## EXERCISE:
In the listing below, pick out lines with "CaCl₂".

[Extracted data entries]
▶

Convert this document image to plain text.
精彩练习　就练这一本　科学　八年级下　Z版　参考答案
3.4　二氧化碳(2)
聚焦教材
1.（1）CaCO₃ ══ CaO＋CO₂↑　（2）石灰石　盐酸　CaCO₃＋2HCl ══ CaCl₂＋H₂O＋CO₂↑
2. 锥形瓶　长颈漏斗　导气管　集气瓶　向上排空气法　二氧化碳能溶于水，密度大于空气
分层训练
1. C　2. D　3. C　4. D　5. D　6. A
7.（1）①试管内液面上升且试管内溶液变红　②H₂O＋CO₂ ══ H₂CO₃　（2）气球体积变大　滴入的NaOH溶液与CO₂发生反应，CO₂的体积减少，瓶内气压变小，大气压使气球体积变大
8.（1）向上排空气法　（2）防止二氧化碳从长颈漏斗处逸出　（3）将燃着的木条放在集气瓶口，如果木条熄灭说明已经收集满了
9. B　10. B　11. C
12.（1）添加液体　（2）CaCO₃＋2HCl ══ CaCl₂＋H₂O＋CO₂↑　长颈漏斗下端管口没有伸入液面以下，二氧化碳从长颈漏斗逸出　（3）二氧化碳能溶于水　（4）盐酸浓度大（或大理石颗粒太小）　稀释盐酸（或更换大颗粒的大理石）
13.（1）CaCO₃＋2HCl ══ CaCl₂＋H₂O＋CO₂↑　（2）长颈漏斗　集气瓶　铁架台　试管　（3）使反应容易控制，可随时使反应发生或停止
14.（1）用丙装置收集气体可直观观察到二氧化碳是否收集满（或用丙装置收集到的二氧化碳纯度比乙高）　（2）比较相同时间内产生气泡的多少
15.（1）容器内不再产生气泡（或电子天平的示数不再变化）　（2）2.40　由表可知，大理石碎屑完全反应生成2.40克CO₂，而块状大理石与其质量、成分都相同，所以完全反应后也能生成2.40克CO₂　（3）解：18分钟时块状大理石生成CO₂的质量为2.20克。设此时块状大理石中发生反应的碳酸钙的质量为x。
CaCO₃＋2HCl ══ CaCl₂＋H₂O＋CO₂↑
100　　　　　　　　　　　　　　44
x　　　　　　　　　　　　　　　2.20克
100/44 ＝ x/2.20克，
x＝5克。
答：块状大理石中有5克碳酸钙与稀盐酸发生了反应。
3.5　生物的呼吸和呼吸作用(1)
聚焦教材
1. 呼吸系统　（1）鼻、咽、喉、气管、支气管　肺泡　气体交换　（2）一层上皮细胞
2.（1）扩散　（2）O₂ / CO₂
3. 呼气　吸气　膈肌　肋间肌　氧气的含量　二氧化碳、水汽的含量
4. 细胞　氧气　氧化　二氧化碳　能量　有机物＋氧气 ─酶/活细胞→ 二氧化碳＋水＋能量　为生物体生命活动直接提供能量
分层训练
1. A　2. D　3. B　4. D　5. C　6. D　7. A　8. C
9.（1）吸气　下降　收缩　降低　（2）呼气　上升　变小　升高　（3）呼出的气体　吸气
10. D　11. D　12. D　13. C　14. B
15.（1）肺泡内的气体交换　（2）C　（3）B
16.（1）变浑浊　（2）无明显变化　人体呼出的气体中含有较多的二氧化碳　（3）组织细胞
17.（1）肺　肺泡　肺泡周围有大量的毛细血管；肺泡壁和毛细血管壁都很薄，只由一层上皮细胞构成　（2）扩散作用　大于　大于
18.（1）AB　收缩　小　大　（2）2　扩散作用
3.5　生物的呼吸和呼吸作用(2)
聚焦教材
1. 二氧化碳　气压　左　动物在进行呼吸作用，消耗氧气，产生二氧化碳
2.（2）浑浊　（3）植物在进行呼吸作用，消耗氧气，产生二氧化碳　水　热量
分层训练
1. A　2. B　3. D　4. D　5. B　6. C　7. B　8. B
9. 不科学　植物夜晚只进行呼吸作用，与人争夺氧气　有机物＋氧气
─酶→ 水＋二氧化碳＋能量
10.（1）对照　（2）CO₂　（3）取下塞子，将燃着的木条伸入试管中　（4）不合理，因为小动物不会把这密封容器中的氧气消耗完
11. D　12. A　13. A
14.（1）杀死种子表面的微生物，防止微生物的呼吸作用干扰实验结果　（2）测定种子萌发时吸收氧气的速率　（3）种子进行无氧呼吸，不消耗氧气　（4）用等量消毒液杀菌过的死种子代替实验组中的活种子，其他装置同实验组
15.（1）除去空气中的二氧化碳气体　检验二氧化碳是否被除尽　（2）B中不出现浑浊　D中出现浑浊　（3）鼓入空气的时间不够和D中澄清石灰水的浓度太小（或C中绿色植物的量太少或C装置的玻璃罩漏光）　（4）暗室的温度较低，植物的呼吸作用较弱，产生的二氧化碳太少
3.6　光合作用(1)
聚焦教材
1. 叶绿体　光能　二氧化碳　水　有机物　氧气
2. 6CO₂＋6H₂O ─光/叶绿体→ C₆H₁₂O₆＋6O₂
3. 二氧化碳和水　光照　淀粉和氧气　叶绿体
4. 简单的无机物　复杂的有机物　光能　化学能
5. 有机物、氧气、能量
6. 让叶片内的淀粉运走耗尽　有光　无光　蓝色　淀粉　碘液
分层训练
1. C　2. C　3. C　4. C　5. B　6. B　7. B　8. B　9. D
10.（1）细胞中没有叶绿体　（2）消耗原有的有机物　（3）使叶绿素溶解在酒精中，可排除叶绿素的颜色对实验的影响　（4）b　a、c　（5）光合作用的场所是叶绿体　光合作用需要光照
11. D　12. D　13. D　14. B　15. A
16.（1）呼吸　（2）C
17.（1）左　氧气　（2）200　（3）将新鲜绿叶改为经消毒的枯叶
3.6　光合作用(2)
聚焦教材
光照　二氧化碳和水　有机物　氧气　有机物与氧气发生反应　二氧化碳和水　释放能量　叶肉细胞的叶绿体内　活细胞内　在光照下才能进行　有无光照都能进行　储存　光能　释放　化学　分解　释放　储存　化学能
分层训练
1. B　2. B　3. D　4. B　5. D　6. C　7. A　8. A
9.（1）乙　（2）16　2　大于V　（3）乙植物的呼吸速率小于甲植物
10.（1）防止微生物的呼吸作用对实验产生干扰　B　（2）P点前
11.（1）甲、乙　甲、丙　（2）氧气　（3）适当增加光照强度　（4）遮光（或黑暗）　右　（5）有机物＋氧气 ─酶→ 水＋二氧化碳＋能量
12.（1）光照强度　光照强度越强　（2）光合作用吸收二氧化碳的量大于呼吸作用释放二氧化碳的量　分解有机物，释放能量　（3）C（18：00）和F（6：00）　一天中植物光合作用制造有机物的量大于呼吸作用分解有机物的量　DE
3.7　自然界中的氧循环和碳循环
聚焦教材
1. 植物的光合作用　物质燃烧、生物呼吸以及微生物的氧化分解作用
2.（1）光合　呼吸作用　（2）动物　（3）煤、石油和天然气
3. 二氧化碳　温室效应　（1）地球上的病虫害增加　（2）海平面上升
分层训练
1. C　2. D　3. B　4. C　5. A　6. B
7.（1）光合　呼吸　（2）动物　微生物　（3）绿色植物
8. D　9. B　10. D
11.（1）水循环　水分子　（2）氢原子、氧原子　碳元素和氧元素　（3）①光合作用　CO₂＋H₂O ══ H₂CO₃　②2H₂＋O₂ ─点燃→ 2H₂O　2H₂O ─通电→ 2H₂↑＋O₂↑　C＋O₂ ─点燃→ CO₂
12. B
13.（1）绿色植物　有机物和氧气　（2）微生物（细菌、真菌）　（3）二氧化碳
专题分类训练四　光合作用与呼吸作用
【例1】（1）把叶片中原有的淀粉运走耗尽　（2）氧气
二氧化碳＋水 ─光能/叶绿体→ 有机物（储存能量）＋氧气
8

◀

## RESULT:
1.（1）CaCO₃ ══ CaO＋CO₂↑　（2）石灰石　盐酸　CaCO₃＋2HCl ══ CaCl₂＋H₂O＋CO₂↑
12.（1）添加液体　（2）CaCO₃＋2HCl ══ CaCl₂＋H₂O＋CO₂↑　长颈漏斗下端管口没有伸入液面以下，二氧化碳从长颈漏斗逸出　（3）二氧化碳能溶于水　（4）盐酸浓度大（或大理石颗粒太小）　稀释盐酸（或更换大颗粒的大理石）
13.（1）CaCO₃＋2HCl ══ CaCl₂＋H₂O＋CO₂↑　（2）长颈漏斗　集气瓶　铁架台　试管　（3）使反应容易控制，可随时使反应发生或停止
CaCO₃＋2HCl ══ CaCl₂＋H₂O＋CO₂↑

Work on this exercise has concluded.